§ **OBJECTIVE**
Extract each line containing the string "DATE".

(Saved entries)
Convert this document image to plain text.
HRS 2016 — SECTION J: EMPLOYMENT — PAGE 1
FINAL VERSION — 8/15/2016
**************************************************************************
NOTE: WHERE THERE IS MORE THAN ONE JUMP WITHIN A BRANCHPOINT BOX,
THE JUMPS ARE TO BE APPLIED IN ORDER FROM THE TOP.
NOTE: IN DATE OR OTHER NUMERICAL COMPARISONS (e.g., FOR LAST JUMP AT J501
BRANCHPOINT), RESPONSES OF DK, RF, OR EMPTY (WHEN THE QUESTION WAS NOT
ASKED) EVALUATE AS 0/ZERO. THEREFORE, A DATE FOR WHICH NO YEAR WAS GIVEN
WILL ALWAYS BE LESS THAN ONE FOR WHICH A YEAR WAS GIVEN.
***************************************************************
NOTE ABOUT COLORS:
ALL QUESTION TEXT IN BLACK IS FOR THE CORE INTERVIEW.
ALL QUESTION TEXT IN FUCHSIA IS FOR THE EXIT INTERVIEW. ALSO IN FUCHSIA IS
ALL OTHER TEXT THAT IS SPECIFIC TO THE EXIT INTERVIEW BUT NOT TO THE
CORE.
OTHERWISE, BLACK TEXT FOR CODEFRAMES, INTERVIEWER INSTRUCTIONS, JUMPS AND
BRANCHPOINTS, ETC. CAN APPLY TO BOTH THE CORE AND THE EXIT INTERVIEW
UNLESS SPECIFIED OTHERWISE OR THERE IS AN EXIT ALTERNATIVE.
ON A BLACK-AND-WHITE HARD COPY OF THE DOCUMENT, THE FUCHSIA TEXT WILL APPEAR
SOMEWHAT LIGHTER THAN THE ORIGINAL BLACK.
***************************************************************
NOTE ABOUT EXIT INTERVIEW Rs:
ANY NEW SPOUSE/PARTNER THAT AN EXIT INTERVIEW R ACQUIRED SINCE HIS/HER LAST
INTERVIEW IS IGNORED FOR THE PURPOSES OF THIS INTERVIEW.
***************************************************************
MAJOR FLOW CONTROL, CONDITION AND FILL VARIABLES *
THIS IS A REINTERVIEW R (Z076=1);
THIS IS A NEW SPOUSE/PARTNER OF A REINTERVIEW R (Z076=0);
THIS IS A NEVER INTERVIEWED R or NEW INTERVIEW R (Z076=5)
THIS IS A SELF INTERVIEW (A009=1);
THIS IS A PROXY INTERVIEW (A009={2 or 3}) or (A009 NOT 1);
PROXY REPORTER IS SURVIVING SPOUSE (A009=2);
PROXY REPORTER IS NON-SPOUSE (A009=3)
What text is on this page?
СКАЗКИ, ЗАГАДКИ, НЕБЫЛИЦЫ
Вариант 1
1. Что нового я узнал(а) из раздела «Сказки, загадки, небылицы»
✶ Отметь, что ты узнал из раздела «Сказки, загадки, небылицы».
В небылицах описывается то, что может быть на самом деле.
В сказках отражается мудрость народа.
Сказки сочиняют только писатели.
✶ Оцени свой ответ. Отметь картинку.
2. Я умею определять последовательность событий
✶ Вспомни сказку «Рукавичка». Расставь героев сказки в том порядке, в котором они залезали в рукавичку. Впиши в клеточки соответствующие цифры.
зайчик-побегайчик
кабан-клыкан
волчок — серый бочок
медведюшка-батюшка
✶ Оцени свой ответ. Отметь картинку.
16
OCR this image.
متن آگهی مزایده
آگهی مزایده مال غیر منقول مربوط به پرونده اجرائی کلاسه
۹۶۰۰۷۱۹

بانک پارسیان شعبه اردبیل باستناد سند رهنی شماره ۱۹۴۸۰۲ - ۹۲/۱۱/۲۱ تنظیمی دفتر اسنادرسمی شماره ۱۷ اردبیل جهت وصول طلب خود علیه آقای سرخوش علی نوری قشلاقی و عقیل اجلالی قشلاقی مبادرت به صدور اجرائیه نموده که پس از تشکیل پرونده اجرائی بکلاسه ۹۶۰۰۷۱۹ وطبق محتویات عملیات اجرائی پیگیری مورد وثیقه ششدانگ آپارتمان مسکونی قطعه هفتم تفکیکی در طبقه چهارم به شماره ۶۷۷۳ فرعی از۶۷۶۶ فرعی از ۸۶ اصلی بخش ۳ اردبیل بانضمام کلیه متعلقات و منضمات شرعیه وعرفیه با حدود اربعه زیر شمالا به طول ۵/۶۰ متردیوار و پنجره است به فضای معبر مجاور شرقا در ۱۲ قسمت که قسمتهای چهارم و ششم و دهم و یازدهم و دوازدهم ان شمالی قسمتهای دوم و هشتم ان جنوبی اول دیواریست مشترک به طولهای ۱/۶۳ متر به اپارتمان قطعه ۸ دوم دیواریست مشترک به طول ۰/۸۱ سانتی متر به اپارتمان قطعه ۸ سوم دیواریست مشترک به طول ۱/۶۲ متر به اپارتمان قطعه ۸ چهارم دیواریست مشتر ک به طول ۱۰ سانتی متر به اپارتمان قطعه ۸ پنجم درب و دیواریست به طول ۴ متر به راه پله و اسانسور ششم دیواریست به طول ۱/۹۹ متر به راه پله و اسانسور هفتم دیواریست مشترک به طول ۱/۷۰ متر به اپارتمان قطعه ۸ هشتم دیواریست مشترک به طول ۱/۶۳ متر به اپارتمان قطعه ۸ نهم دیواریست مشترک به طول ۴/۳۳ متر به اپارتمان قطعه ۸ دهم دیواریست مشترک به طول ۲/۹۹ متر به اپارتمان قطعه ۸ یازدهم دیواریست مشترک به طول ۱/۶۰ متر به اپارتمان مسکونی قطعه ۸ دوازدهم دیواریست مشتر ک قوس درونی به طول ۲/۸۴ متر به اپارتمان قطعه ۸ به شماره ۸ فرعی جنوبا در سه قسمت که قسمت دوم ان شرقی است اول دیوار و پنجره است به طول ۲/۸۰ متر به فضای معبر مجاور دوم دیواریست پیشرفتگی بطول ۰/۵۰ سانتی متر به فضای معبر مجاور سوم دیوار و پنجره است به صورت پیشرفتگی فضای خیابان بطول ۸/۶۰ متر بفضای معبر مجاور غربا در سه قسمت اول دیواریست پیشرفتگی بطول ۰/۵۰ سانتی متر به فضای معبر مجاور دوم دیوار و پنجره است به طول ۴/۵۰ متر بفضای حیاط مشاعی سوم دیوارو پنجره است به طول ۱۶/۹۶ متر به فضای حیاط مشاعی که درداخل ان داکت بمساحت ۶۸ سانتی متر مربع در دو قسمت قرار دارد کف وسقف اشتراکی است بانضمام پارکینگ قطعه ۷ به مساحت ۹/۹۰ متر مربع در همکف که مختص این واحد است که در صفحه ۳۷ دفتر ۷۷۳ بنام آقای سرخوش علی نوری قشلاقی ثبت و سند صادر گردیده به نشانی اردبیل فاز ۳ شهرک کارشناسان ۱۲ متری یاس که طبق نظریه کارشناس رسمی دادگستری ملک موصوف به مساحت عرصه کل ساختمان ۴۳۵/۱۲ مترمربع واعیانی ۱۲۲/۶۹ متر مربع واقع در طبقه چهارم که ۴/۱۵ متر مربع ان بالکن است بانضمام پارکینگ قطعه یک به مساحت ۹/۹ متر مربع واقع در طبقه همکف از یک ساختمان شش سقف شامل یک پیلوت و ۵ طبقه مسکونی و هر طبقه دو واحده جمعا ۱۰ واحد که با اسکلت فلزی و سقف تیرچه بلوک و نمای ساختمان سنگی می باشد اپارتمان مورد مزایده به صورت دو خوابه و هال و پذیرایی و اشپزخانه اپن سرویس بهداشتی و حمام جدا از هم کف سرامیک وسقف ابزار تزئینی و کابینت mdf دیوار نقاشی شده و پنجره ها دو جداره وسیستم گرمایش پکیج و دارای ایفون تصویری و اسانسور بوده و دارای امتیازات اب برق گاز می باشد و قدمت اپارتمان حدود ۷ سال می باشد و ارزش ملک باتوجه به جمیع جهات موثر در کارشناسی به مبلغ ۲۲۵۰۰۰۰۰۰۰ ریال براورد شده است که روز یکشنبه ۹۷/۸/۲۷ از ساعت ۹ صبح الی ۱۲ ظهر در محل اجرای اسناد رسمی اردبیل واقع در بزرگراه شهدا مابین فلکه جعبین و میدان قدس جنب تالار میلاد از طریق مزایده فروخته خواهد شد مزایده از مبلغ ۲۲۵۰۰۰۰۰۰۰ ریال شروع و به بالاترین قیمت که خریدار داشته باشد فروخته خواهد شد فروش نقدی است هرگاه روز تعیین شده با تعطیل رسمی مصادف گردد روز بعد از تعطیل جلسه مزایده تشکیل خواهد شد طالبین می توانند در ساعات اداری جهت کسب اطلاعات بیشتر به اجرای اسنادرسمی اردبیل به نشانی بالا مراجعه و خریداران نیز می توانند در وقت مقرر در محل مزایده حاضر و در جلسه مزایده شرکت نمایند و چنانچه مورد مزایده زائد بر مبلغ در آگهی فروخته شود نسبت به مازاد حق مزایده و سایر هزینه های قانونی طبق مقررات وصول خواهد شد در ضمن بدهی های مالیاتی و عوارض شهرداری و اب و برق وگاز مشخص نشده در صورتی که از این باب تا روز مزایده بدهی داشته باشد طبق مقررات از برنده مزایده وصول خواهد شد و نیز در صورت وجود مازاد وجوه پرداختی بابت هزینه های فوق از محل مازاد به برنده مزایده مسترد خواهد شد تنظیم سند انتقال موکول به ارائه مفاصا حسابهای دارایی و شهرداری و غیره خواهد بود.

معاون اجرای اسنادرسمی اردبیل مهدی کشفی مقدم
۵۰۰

§ **RESULT OF THIS EXERCISE**
NOTE: IN DATE OR OTHER NUMERICAL COMPARISONS (e.g., FOR LAST JUMP AT J501
ASKED) EVALUATE AS 0/ZERO. THEREFORE, A DATE FOR WHICH NO YEAR WAS GIVEN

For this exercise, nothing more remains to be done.